Collected data:

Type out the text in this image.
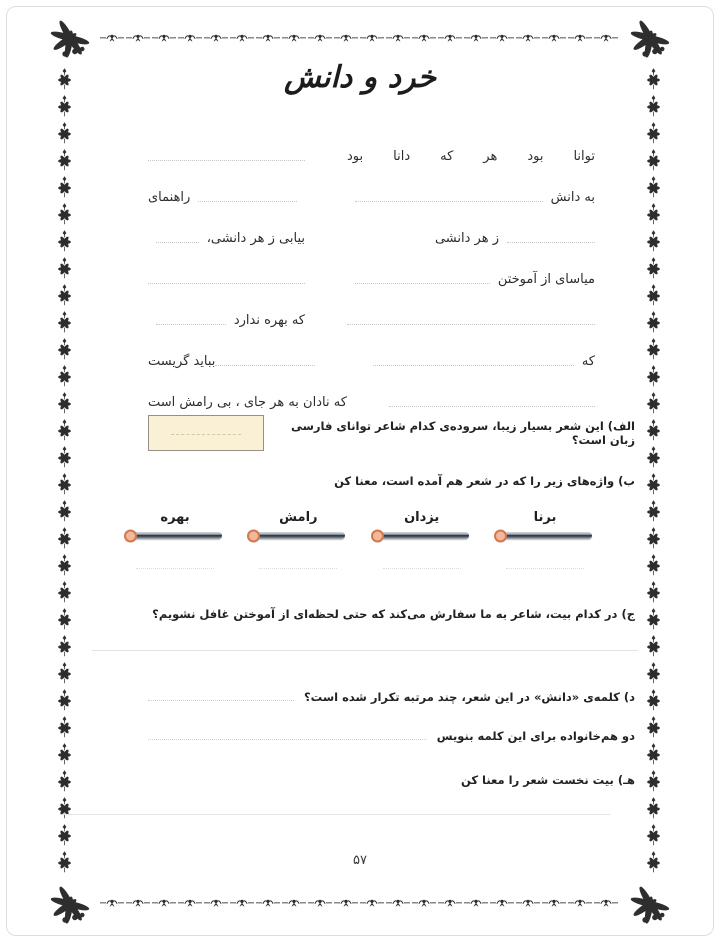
خرد و دانش
توانا بود هر که دانا بود
به دانش
راهنمای
ز هر دانشی
بیابی ز هر دانشی،
میاسای از آموختن
که بهره ندارد
که
بباید گریست
که نادان به هر جای ، بی رامش است
الف) این شعر بسیار زیبا، سروده‌ی کدام شاعر توانای فارسی زبان است؟
ب) واژه‌های زیر را که در شعر هم آمده است، معنا کن
برنا
یزدان
رامش
بهره
ج) در کدام بیت، شاعر به ما سفارش می‌کند که حتی لحظه‌ای از آموختن غافل نشویم؟
د) کلمه‌ی «دانش» در این شعر، چند مرتبه تکرار شده است؟
دو هم‌خانواده برای این کلمه بنویس
هـ) بیت نخست شعر را معنا کن
۵۷
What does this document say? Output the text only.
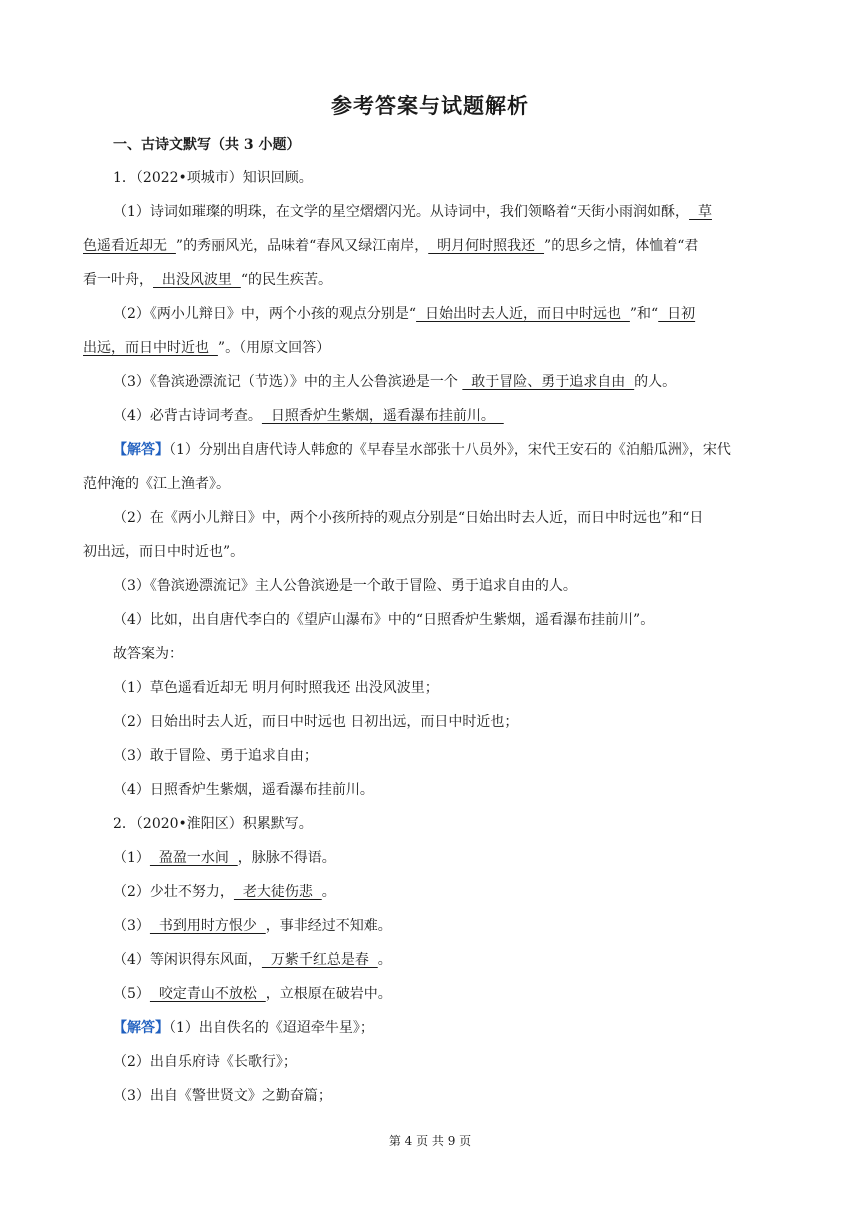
参考答案与试题解析
一、古诗文默写（共 3 小题）
1．（2022•项城市）知识回顾。
（1）诗词如璀璨的明珠，在文学的星空熠熠闪光。从诗词中，我们领略着“天街小雨润如酥，  草
色遥看近却无  ”的秀丽风光，品味着“春风又绿江南岸，  明月何时照我还  ”的思乡之情，体恤着“君
看一叶舟，  出没风波里  “的民生疾苦。
（2）《两小儿辩日》中，两个小孩的观点分别是“  日始出时去人近，而日中时远也  ”和“  日初
出远，而日中时近也  ”。（用原文回答）
（3）《鲁滨逊漂流记（节选）》中的主人公鲁滨逊是一个   敢于冒险、勇于追求自由  的人。
（4）必背古诗词考查。  日照香炉生紫烟，遥看瀑布挂前川。
【解答】（1）分别出自唐代诗人韩愈的《早春呈水部张十八员外》，宋代王安石的《泊船瓜洲》，宋代
范仲淹的《江上渔者》。
（2）在《两小儿辩日》中，两个小孩所持的观点分别是“日始出时去人近，而日中时远也”和“日
初出远，而日中时近也”。
（3）《鲁滨逊漂流记》主人公鲁滨逊是一个敢于冒险、勇于追求自由的人。
（4）比如，出自唐代李白的《望庐山瀑布》中的“日照香炉生紫烟，遥看瀑布挂前川”。
故答案为：
（1）草色遥看近却无 明月何时照我还 出没风波里；
（2）日始出时去人近，而日中时远也 日初出远，而日中时近也；
（3）敢于冒险、勇于追求自由；
（4）日照香炉生紫烟，遥看瀑布挂前川。
2．（2020•淮阳区）积累默写。
（1）  盈盈一水间  ，脉脉不得语。
（2）少壮不努力，  老大徒伤悲  。
（3）  书到用时方恨少  ，事非经过不知难。
（4）等闲识得东风面，  万紫千红总是春  。
（5）  咬定青山不放松  ，立根原在破岩中。
【解答】（1）出自佚名的《迢迢牵牛星》；
（2）出自乐府诗《长歌行》；
（3）出自《警世贤文》之勤奋篇；
第 4 页 共 9 页
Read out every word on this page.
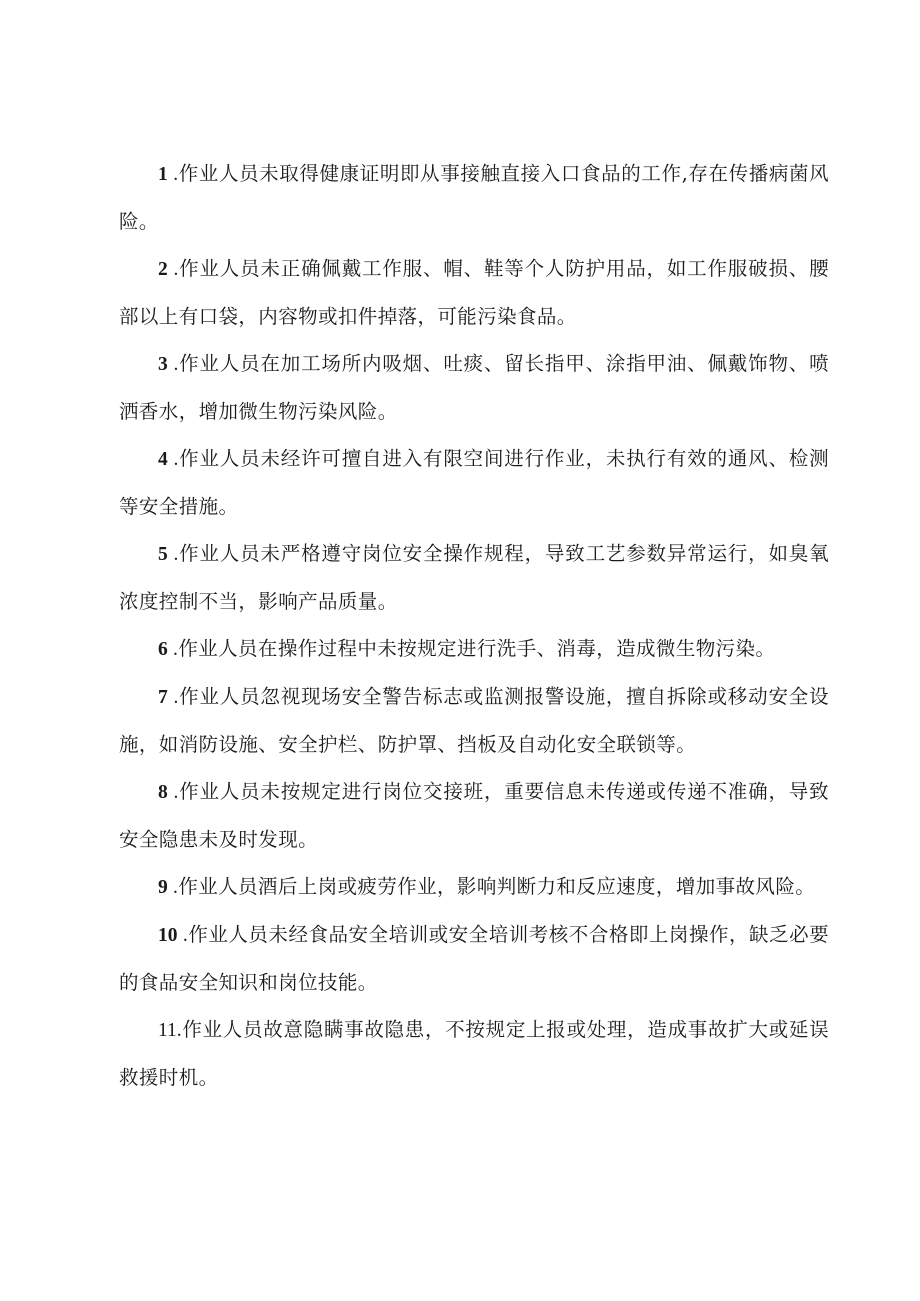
1 .作业人员未取得健康证明即从事接触直接入口食品的工作,存在传播病菌风险。

2 .作业人员未正确佩戴工作服、帽、鞋等个人防护用品，如工作服破损、腰部以上有口袋，内容物或扣件掉落，可能污染食品。

3 .作业人员在加工场所内吸烟、吐痰、留长指甲、涂指甲油、佩戴饰物、喷洒香水，增加微生物污染风险。

4 .作业人员未经许可擅自进入有限空间进行作业，未执行有效的通风、检测等安全措施。

5 .作业人员未严格遵守岗位安全操作规程，导致工艺参数异常运行，如臭氧浓度控制不当，影响产品质量。

6 .作业人员在操作过程中未按规定进行洗手、消毒，造成微生物污染。

7 .作业人员忽视现场安全警告标志或监测报警设施，擅自拆除或移动安全设施，如消防设施、安全护栏、防护罩、挡板及自动化安全联锁等。

8 .作业人员未按规定进行岗位交接班，重要信息未传递或传递不准确，导致安全隐患未及时发现。

9 .作业人员酒后上岗或疲劳作业，影响判断力和反应速度，增加事故风险。

10 .作业人员未经食品安全培训或安全培训考核不合格即上岗操作，缺乏必要的食品安全知识和岗位技能。

11.作业人员故意隐瞒事故隐患，不按规定上报或处理，造成事故扩大或延误救援时机。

SET EXERCISE: Copy every line of the listing containing the string "کدام".

OUTPUT OF THE TASK:
الف) این شعر بسیار زیبا، سروده‌ی کدام شاعر توانای فارسی زبان است؟
ج) در کدام بیت، شاعر به ما سفارش می‌کند که حتی لحظه‌ای از آموختن غافل نشویم؟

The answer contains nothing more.